[Dataset items]

****************

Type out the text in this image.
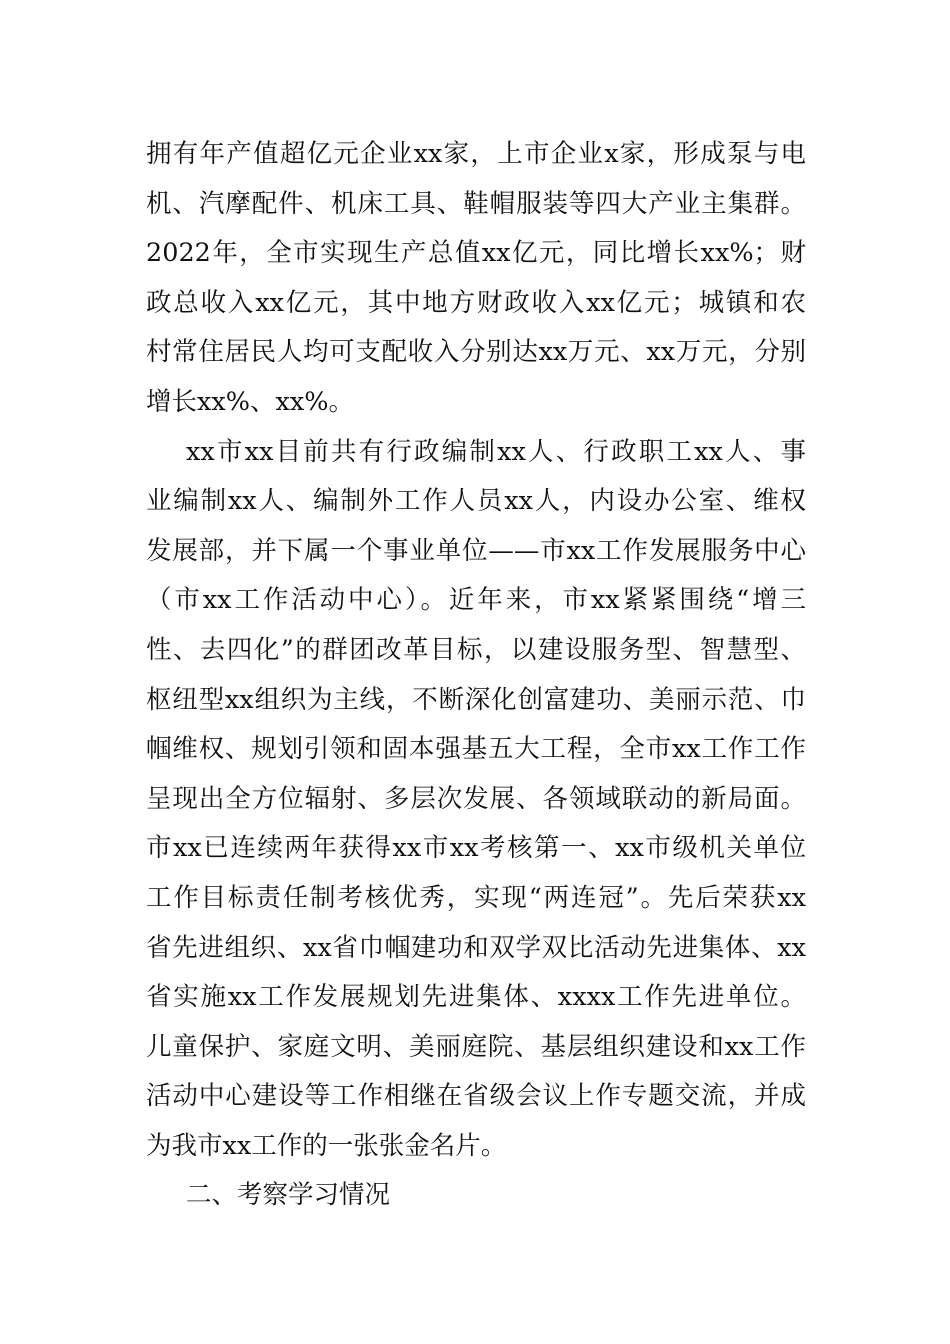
拥有年产值超亿元企业xx家，上市企业x家，形成泵与电
机、汽摩配件、机床工具、鞋帽服装等四大产业主集群。
2022年，全市实现生产总值xx亿元，同比增长xx%；财
政总收入xx亿元，其中地方财政收入xx亿元；城镇和农
村常住居民人均可支配收入分别达xx万元、xx万元，分别
增长xx%、xx%。
xx市xx目前共有行政编制xx人、行政职工xx人、事
业编制xx人、编制外工作人员xx人，内设办公室、维权
发展部，并下属一个事业单位——市xx工作发展服务中心
（市xx工作活动中心）。近年来，市xx紧紧围绕“增三
性、去四化”的群团改革目标，以建设服务型、智慧型、
枢纽型xx组织为主线，不断深化创富建功、美丽示范、巾
帼维权、规划引领和固本强基五大工程，全市xx工作工作
呈现出全方位辐射、多层次发展、各领域联动的新局面。
市xx已连续两年获得xx市xx考核第一、xx市级机关单位
工作目标责任制考核优秀，实现“两连冠”。先后荣获xx
省先进组织、xx省巾帼建功和双学双比活动先进集体、xx
省实施xx工作发展规划先进集体、xxxx工作先进单位。
儿童保护、家庭文明、美丽庭院、基层组织建设和xx工作
活动中心建设等工作相继在省级会议上作专题交流，并成
为我市xx工作的一张张金名片。
二、考察学习情况
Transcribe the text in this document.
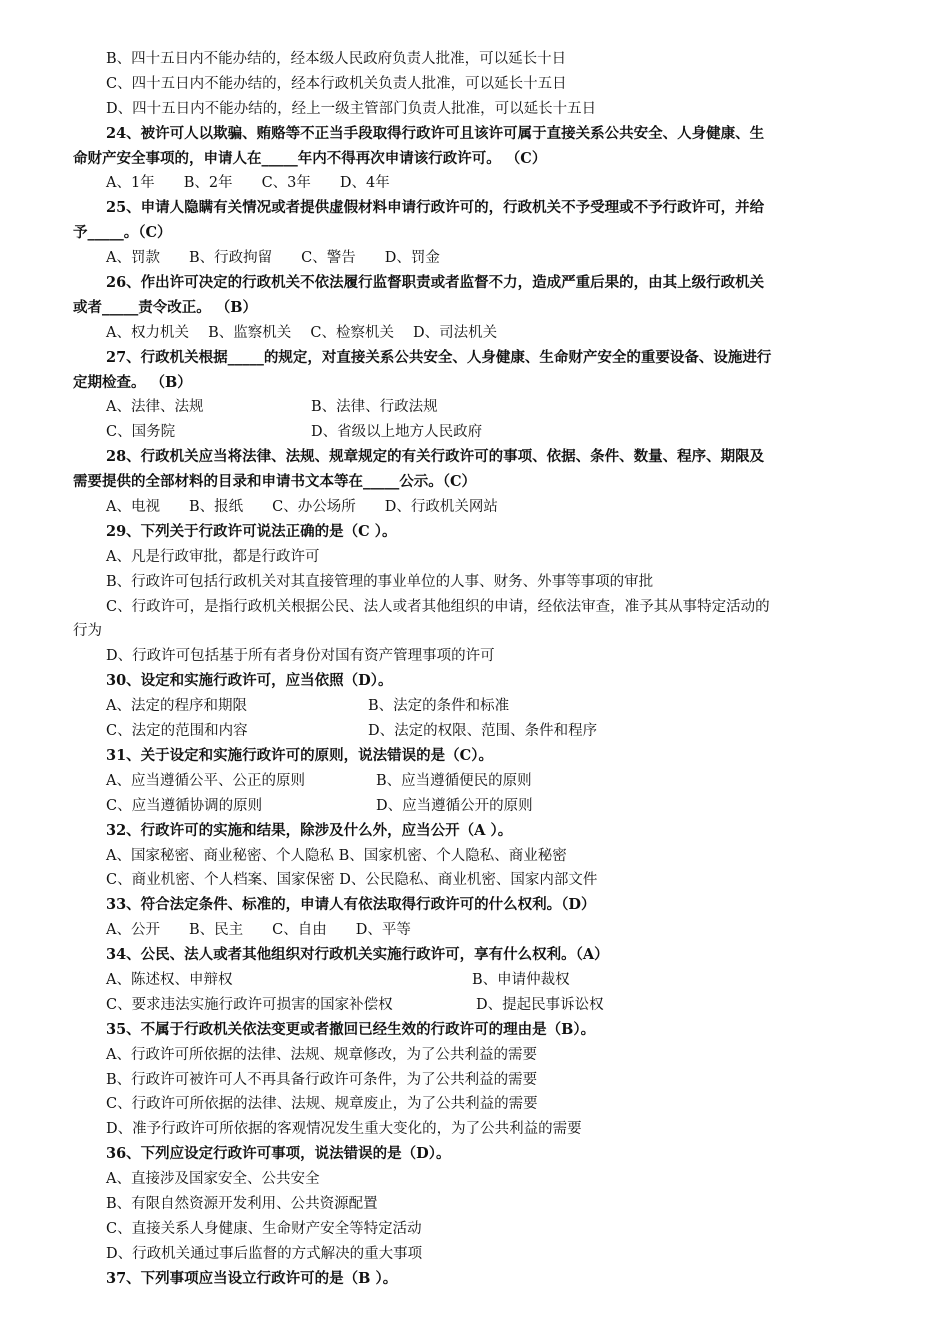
B、四十五日内不能办结的，经本级人民政府负责人批准，可以延长十日
C、四十五日内不能办结的，经本行政机关负责人批准，可以延长十五日
D、四十五日内不能办结的，经上一级主管部门负责人批准，可以延长十五日
24、被许可人以欺骗、贿赂等不正当手段取得行政许可且该许可属于直接关系公共安全、人身健康、生
命财产安全事项的，申请人在_____年内不得再次申请该行政许可。 （C）
A、1年　　B、2年　　C、3年　　D、4年
25、申请人隐瞒有关情况或者提供虚假材料申请行政许可的，行政机关不予受理或不予行政许可，并给
予_____。（C）
A、罚款　　B、行政拘留　　C、警告　　D、罚金
26、作出许可决定的行政机关不依法履行监督职责或者监督不力，造成严重后果的，由其上级行政机关
或者_____责令改正。 （B）
A、权力机关　 B、监察机关　 C、检察机关　 D、司法机关
27、行政机关根据_____的规定，对直接关系公共安全、人身健康、生命财产安全的重要设备、设施进行
定期检查。 （B）
A、法律、法规	B、法律、行政法规
C、国务院	D、省级以上地方人民政府
28、行政机关应当将法律、法规、规章规定的有关行政许可的事项、依据、条件、数量、程序、期限及
需要提供的全部材料的目录和申请书文本等在_____公示。（C）
A、电视　　B、报纸　　C、办公场所　　D、行政机关网站
29、下列关于行政许可说法正确的是（C ）。
A、凡是行政审批，都是行政许可
B、行政许可包括行政机关对其直接管理的事业单位的人事、财务、外事等事项的审批
C、行政许可，是指行政机关根据公民、法人或者其他组织的申请，经依法审查，准予其从事特定活动的
行为
D、行政许可包括基于所有者身份对国有资产管理事项的许可
30、设定和实施行政许可，应当依照（D）。
A、法定的程序和期限	B、法定的条件和标准
C、法定的范围和内容	D、法定的权限、范围、条件和程序
31、关于设定和实施行政许可的原则，说法错误的是（C）。
A、应当遵循公平、公正的原则	B、应当遵循便民的原则
C、应当遵循协调的原则	D、应当遵循公开的原则
32、行政许可的实施和结果，除涉及什么外，应当公开（A ）。
A、国家秘密、商业秘密、个人隐私 B、国家机密、个人隐私、商业秘密
C、商业机密、个人档案、国家保密 D、公民隐私、商业机密、国家内部文件
33、符合法定条件、标准的，申请人有依法取得行政许可的什么权利。（D）
A、公开　　B、民主　　C、自由　　D、平等
34、公民、法人或者其他组织对行政机关实施行政许可，享有什么权利。（A）
A、陈述权、申辩权	B、申请仲裁权
C、要求违法实施行政许可损害的国家补偿权	D、提起民事诉讼权
35、不属于行政机关依法变更或者撤回已经生效的行政许可的理由是（B）。
A、行政许可所依据的法律、法规、规章修改，为了公共利益的需要
B、行政许可被许可人不再具备行政许可条件，为了公共利益的需要
C、行政许可所依据的法律、法规、规章废止，为了公共利益的需要
D、准予行政许可所依据的客观情况发生重大变化的，为了公共利益的需要
36、下列应设定行政许可事项，说法错误的是（D）。
A、直接涉及国家安全、公共安全
B、有限自然资源开发利用、公共资源配置
C、直接关系人身健康、生命财产安全等特定活动
D、行政机关通过事后监督的方式解决的重大事项
37、下列事项应当设立行政许可的是（B ）。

****************

▸ **Instructions for the task**: Repeat the records above exactly, leaving out the pictures.

▸ **Result for this exercise**:
Type out the text in this image.
拥有年产值超亿元企业xx家，上市企业x家，形成泵与电
机、汽摩配件、机床工具、鞋帽服装等四大产业主集群。
2022年，全市实现生产总值xx亿元，同比增长xx%；财
政总收入xx亿元，其中地方财政收入xx亿元；城镇和农
村常住居民人均可支配收入分别达xx万元、xx万元，分别
增长xx%、xx%。
xx市xx目前共有行政编制xx人、行政职工xx人、事
业编制xx人、编制外工作人员xx人，内设办公室、维权
发展部，并下属一个事业单位——市xx工作发展服务中心
（市xx工作活动中心）。近年来，市xx紧紧围绕“增三
性、去四化”的群团改革目标，以建设服务型、智慧型、
枢纽型xx组织为主线，不断深化创富建功、美丽示范、巾
帼维权、规划引领和固本强基五大工程，全市xx工作工作
呈现出全方位辐射、多层次发展、各领域联动的新局面。
市xx已连续两年获得xx市xx考核第一、xx市级机关单位
工作目标责任制考核优秀，实现“两连冠”。先后荣获xx
省先进组织、xx省巾帼建功和双学双比活动先进集体、xx
省实施xx工作发展规划先进集体、xxxx工作先进单位。
儿童保护、家庭文明、美丽庭院、基层组织建设和xx工作
活动中心建设等工作相继在省级会议上作专题交流，并成
为我市xx工作的一张张金名片。
二、考察学习情况
Transcribe the text in this document.
B、四十五日内不能办结的，经本级人民政府负责人批准，可以延长十日
C、四十五日内不能办结的，经本行政机关负责人批准，可以延长十五日
D、四十五日内不能办结的，经上一级主管部门负责人批准，可以延长十五日
24、被许可人以欺骗、贿赂等不正当手段取得行政许可且该许可属于直接关系公共安全、人身健康、生
命财产安全事项的，申请人在_____年内不得再次申请该行政许可。 （C）
A、1年　　B、2年　　C、3年　　D、4年
25、申请人隐瞒有关情况或者提供虚假材料申请行政许可的，行政机关不予受理或不予行政许可，并给
予_____。（C）
A、罚款　　B、行政拘留　　C、警告　　D、罚金
26、作出许可决定的行政机关不依法履行监督职责或者监督不力，造成严重后果的，由其上级行政机关
或者_____责令改正。 （B）
A、权力机关　 B、监察机关　 C、检察机关　 D、司法机关
27、行政机关根据_____的规定，对直接关系公共安全、人身健康、生命财产安全的重要设备、设施进行
定期检查。 （B）
A、法律、法规	B、法律、行政法规
C、国务院	D、省级以上地方人民政府
28、行政机关应当将法律、法规、规章规定的有关行政许可的事项、依据、条件、数量、程序、期限及
需要提供的全部材料的目录和申请书文本等在_____公示。（C）
A、电视　　B、报纸　　C、办公场所　　D、行政机关网站
29、下列关于行政许可说法正确的是（C ）。
A、凡是行政审批，都是行政许可
B、行政许可包括行政机关对其直接管理的事业单位的人事、财务、外事等事项的审批
C、行政许可，是指行政机关根据公民、法人或者其他组织的申请，经依法审查，准予其从事特定活动的
行为
D、行政许可包括基于所有者身份对国有资产管理事项的许可
30、设定和实施行政许可，应当依照（D）。
A、法定的程序和期限	B、法定的条件和标准
C、法定的范围和内容	D、法定的权限、范围、条件和程序
31、关于设定和实施行政许可的原则，说法错误的是（C）。
A、应当遵循公平、公正的原则	B、应当遵循便民的原则
C、应当遵循协调的原则	D、应当遵循公开的原则
32、行政许可的实施和结果，除涉及什么外，应当公开（A ）。
A、国家秘密、商业秘密、个人隐私 B、国家机密、个人隐私、商业秘密
C、商业机密、个人档案、国家保密 D、公民隐私、商业机密、国家内部文件
33、符合法定条件、标准的，申请人有依法取得行政许可的什么权利。（D）
A、公开　　B、民主　　C、自由　　D、平等
34、公民、法人或者其他组织对行政机关实施行政许可，享有什么权利。（A）
A、陈述权、申辩权	B、申请仲裁权
C、要求违法实施行政许可损害的国家补偿权	D、提起民事诉讼权
35、不属于行政机关依法变更或者撤回已经生效的行政许可的理由是（B）。
A、行政许可所依据的法律、法规、规章修改，为了公共利益的需要
B、行政许可被许可人不再具备行政许可条件，为了公共利益的需要
C、行政许可所依据的法律、法规、规章废止，为了公共利益的需要
D、准予行政许可所依据的客观情况发生重大变化的，为了公共利益的需要
36、下列应设定行政许可事项，说法错误的是（D）。
A、直接涉及国家安全、公共安全
B、有限自然资源开发利用、公共资源配置
C、直接关系人身健康、生命财产安全等特定活动
D、行政机关通过事后监督的方式解决的重大事项
37、下列事项应当设立行政许可的是（B ）。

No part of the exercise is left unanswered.